-- start Data for the task --

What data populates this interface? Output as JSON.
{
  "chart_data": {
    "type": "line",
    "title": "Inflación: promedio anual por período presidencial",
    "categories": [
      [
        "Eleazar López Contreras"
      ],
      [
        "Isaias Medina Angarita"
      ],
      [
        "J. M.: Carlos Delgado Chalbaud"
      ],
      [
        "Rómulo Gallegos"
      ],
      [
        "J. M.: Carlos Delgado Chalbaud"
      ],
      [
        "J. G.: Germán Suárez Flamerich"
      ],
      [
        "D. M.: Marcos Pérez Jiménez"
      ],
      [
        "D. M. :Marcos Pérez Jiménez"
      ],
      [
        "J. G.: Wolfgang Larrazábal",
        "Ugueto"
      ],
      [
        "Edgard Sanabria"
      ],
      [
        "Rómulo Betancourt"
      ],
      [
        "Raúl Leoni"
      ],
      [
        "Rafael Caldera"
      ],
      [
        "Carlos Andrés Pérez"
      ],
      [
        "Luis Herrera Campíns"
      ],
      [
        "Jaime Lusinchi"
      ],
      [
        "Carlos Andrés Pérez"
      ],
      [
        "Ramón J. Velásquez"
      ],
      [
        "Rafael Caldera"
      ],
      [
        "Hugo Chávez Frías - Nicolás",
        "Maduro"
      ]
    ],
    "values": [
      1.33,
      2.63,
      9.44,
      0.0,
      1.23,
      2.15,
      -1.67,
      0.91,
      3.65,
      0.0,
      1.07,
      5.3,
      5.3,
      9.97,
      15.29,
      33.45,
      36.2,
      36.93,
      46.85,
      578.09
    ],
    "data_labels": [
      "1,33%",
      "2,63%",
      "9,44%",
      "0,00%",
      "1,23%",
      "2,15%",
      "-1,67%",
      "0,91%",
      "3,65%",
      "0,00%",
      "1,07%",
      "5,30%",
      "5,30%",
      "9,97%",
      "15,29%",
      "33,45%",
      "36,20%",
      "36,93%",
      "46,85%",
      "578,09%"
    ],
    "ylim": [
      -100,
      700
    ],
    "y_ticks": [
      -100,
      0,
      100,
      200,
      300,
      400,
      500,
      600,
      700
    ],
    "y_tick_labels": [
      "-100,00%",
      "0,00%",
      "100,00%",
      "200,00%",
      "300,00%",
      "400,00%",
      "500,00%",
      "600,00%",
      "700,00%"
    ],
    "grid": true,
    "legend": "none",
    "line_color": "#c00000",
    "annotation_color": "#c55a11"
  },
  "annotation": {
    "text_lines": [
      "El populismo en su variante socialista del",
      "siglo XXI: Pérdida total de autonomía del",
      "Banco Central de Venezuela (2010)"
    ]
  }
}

-- end Data for the task --

Required task
Search the listing for the word "Pérez" and return each line that holds it.

Result
        "D. M.: Marcos Pérez Jiménez"
        "D. M. :Marcos Pérez Jiménez"
        "Carlos Andrés Pérez"
        "Carlos Andrés Pérez"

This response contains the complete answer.